● **Exercise task**
Restate the whole listing exactly.

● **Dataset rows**
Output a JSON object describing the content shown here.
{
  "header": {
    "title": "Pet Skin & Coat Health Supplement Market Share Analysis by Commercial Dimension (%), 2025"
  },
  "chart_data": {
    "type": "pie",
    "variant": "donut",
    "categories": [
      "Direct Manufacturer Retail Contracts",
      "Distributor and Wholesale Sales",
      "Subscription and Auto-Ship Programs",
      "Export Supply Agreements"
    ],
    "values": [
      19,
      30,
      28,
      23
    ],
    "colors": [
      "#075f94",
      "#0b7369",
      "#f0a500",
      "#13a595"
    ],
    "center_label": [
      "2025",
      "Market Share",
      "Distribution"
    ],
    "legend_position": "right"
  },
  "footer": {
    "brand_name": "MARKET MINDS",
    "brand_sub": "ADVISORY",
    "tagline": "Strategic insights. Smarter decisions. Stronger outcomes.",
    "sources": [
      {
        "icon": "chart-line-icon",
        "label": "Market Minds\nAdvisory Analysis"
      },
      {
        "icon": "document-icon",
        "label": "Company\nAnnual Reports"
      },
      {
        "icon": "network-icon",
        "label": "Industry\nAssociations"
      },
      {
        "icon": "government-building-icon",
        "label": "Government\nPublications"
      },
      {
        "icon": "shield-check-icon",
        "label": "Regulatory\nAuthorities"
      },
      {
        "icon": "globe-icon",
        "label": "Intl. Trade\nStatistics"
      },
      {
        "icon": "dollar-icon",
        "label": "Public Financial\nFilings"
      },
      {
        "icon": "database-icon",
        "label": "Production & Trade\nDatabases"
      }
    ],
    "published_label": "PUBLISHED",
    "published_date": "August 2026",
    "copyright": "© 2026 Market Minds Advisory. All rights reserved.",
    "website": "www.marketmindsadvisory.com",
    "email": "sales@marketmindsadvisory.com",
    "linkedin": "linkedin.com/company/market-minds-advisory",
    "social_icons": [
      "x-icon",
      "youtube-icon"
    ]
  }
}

● **Solution for this exercise**
Output a JSON object describing the content shown here.
{
  "header": {
    "title": "Pet Skin & Coat Health Supplement Market Share Analysis by Commercial Dimension (%), 2025"
  },
  "chart_data": {
    "type": "pie",
    "variant": "donut",
    "categories": [
      "Direct Manufacturer Retail Contracts",
      "Distributor and Wholesale Sales",
      "Subscription and Auto-Ship Programs",
      "Export Supply Agreements"
    ],
    "values": [
      19,
      30,
      28,
      23
    ],
    "colors": [
      "#075f94",
      "#0b7369",
      "#f0a500",
      "#13a595"
    ],
    "center_label": [
      "2025",
      "Market Share",
      "Distribution"
    ],
    "legend_position": "right"
  },
  "footer": {
    "brand_name": "MARKET MINDS",
    "brand_sub": "ADVISORY",
    "tagline": "Strategic insights. Smarter decisions. Stronger outcomes.",
    "sources": [
      {
        "icon": "chart-line-icon",
        "label": "Market Minds\nAdvisory Analysis"
      },
      {
        "icon": "document-icon",
        "label": "Company\nAnnual Reports"
      },
      {
        "icon": "network-icon",
        "label": "Industry\nAssociations"
      },
      {
        "icon": "government-building-icon",
        "label": "Government\nPublications"
      },
      {
        "icon": "shield-check-icon",
        "label": "Regulatory\nAuthorities"
      },
      {
        "icon": "globe-icon",
        "label": "Intl. Trade\nStatistics"
      },
      {
        "icon": "dollar-icon",
        "label": "Public Financial\nFilings"
      },
      {
        "icon": "database-icon",
        "label": "Production & Trade\nDatabases"
      }
    ],
    "published_label": "PUBLISHED",
    "published_date": "August 2026",
    "copyright": "© 2026 Market Minds Advisory. All rights reserved.",
    "website": "www.marketmindsadvisory.com",
    "email": "sales@marketmindsadvisory.com",
    "linkedin": "linkedin.com/company/market-minds-advisory",
    "social_icons": [
      "x-icon",
      "youtube-icon"
    ]
  }
}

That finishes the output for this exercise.